- Given task -
Count every line in the entries that contains "term". Report that count alone.

- Data section -

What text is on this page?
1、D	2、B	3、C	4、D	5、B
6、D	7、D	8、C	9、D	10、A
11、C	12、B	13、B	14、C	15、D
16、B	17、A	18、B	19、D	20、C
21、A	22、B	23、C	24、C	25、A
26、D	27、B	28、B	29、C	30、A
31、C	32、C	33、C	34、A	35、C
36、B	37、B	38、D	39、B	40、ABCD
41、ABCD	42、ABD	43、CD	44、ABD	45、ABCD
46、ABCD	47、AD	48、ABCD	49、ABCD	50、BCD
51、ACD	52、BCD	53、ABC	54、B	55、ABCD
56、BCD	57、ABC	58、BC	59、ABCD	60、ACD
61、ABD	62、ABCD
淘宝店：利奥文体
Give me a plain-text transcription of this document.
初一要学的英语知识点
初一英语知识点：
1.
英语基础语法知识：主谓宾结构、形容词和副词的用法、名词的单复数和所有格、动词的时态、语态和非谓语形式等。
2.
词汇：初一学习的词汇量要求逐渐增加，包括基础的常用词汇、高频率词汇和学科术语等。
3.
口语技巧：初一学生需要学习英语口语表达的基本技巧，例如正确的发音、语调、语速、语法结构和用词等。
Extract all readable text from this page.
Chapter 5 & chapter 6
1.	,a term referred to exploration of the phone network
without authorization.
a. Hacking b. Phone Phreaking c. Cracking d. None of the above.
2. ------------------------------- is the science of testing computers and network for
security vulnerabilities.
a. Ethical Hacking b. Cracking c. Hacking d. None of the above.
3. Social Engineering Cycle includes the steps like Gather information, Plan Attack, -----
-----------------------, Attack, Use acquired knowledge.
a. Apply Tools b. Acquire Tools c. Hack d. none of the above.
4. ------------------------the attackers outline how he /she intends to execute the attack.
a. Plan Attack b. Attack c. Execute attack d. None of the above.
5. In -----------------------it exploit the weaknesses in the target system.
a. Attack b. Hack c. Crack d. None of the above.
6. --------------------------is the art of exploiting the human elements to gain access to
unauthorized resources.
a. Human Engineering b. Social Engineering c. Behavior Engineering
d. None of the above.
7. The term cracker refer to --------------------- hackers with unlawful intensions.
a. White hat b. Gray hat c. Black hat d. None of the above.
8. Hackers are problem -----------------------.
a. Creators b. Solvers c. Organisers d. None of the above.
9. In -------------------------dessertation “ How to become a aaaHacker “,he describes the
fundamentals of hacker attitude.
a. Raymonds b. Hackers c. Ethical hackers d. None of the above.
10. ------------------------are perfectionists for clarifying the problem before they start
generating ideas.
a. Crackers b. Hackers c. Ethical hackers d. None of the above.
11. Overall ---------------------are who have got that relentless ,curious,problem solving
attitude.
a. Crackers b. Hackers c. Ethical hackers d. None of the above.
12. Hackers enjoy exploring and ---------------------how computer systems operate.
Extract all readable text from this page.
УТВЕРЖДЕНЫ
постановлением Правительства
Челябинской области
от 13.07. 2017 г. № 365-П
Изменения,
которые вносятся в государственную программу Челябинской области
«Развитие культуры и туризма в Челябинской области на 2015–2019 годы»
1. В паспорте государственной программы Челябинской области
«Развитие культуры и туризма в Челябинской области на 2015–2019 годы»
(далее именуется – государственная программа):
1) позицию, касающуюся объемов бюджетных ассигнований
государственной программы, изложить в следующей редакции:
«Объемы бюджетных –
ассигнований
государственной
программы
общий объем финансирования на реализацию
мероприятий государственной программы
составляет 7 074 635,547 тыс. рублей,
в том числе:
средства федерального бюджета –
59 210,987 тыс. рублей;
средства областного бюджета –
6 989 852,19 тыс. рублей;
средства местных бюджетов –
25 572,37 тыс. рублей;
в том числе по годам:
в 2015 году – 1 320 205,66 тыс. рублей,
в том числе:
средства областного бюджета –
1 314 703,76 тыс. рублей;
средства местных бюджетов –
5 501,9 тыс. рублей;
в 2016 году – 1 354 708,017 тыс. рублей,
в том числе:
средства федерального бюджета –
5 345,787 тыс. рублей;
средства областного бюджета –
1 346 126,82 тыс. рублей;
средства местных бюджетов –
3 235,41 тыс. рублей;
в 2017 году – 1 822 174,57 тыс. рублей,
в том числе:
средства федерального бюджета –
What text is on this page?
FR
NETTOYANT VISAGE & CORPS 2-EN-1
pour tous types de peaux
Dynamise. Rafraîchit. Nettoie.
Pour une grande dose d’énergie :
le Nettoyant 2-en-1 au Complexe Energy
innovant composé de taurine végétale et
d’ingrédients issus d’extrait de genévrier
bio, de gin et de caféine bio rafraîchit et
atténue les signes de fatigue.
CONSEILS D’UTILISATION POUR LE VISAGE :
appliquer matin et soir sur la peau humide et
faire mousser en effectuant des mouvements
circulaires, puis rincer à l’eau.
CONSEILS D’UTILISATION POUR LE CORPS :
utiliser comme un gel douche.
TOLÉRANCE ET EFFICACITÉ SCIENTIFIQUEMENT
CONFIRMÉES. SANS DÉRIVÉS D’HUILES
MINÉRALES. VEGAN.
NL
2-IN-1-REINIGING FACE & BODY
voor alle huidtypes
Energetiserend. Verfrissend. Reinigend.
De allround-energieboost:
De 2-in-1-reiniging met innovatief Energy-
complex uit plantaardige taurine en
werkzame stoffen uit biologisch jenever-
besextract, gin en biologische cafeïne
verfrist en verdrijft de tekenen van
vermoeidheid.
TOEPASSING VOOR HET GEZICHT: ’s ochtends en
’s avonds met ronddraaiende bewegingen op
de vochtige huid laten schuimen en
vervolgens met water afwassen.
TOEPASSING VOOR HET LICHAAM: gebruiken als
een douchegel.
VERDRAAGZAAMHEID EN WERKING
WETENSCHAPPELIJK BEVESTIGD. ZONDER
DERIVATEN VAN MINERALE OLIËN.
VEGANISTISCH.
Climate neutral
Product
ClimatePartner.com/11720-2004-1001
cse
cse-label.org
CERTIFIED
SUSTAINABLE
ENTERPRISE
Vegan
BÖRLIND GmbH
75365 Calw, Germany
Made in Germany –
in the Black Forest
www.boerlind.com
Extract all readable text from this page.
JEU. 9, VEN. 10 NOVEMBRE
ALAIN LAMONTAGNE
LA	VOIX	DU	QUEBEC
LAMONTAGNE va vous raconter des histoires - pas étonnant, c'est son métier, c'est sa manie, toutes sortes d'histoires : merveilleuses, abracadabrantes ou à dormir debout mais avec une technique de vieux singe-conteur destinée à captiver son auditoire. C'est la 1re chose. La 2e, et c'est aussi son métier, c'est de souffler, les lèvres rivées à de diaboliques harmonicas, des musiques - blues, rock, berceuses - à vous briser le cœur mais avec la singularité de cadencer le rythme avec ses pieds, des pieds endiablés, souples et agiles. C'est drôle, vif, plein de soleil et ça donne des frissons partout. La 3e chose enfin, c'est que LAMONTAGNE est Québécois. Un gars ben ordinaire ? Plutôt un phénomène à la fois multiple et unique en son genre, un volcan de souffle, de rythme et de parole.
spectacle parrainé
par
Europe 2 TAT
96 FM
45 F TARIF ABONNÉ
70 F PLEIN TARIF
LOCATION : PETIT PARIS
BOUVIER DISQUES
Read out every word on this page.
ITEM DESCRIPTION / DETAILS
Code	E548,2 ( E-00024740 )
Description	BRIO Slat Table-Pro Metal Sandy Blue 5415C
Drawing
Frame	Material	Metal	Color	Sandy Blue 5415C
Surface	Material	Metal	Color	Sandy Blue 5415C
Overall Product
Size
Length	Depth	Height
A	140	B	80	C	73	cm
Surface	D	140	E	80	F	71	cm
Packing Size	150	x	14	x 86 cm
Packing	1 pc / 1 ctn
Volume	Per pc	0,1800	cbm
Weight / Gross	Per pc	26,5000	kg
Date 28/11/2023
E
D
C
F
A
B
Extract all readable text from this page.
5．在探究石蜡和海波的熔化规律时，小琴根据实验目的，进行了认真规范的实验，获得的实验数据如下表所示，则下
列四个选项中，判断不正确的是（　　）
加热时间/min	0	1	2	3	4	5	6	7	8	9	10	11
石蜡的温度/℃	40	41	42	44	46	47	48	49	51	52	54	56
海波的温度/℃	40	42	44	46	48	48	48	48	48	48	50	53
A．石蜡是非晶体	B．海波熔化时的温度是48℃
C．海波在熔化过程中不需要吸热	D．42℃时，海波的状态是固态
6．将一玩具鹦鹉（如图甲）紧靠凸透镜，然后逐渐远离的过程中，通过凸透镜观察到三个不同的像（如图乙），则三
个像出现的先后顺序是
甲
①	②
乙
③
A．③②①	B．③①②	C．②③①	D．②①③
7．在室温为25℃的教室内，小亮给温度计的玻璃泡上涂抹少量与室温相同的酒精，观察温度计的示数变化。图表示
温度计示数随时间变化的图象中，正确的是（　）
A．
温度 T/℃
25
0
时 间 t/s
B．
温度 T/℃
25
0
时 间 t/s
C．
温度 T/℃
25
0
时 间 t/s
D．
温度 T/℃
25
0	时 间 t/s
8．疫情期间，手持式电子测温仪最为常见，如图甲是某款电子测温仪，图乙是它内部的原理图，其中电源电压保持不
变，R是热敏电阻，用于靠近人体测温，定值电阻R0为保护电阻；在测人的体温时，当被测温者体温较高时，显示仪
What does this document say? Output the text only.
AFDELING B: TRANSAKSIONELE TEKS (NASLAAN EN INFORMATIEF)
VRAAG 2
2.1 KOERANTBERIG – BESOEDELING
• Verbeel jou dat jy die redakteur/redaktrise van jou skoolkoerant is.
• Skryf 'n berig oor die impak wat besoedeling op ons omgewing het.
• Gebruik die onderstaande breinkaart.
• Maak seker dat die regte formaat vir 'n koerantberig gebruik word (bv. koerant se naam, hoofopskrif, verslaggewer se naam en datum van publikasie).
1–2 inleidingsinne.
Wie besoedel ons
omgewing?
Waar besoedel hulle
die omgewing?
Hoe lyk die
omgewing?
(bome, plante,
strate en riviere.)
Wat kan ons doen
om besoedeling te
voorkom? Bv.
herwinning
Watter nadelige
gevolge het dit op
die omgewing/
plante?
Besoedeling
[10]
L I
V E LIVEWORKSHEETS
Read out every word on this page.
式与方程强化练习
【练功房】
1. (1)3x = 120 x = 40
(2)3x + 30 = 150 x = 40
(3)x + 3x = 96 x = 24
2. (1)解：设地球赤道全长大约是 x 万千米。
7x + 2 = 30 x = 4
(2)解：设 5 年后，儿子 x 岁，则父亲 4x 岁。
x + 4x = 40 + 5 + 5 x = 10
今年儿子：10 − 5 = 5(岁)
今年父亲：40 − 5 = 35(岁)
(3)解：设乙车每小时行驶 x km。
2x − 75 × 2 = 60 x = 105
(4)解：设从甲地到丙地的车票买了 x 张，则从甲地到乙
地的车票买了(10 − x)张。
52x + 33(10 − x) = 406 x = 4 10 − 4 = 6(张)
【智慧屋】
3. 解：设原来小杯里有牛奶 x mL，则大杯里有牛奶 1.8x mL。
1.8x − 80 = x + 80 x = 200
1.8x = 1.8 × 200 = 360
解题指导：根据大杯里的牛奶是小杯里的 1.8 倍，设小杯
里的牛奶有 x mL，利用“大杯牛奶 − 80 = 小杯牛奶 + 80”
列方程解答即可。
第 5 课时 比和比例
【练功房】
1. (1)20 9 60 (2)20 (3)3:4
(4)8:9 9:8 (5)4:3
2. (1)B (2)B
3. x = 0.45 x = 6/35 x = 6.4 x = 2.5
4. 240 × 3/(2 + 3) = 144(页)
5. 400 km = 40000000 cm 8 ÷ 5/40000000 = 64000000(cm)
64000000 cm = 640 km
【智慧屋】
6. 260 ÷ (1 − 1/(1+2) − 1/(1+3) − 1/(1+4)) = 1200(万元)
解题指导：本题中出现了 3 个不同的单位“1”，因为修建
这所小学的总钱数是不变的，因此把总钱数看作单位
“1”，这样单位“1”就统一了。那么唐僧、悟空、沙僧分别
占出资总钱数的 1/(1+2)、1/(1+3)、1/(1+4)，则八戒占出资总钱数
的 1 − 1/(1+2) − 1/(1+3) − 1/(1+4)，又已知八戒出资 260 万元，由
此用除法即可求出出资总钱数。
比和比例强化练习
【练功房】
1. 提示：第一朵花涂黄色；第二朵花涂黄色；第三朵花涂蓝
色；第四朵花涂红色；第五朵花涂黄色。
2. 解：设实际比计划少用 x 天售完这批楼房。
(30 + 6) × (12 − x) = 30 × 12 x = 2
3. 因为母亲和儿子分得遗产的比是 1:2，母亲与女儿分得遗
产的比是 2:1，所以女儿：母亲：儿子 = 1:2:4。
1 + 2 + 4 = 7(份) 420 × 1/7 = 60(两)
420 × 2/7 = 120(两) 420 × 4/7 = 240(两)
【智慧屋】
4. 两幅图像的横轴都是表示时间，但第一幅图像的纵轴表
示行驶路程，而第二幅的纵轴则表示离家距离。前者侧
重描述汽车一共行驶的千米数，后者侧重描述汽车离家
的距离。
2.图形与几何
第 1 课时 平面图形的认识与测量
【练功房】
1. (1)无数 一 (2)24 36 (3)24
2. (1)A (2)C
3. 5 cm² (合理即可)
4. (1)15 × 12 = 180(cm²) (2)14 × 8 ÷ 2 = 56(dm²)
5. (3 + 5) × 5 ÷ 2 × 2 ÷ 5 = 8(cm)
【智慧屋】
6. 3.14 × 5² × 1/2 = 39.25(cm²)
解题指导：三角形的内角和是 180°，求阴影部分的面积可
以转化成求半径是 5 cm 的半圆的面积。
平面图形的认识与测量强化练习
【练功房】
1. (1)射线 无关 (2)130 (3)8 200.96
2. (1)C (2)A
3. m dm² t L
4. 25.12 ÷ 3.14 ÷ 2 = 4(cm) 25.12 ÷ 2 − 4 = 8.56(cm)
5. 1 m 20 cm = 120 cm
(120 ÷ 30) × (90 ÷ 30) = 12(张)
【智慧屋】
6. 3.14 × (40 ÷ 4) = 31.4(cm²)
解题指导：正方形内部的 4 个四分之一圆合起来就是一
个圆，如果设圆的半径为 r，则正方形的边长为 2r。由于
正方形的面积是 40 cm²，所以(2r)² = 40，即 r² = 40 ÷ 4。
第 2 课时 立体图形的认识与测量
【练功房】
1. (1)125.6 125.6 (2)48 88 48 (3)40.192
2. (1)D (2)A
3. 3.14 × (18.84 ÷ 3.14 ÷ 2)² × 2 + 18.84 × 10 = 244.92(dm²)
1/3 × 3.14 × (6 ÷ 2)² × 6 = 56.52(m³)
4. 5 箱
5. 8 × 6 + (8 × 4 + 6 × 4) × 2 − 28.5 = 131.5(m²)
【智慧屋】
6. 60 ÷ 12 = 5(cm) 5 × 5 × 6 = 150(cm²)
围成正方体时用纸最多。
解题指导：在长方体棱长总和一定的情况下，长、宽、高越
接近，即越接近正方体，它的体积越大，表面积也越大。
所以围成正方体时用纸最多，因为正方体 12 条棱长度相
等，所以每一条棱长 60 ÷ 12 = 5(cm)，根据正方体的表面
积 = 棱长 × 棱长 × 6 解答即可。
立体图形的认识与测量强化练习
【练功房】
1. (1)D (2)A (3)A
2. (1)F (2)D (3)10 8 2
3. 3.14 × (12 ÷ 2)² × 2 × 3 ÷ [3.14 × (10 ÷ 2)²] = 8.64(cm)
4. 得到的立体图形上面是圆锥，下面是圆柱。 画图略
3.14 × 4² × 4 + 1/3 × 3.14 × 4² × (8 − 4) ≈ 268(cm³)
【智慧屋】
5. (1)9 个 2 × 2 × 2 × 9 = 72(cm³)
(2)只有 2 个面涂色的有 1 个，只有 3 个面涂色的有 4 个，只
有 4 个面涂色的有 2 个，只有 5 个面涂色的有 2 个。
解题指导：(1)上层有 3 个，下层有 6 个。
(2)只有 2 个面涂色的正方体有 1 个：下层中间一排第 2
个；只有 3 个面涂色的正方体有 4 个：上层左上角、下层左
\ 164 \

- Answer -
2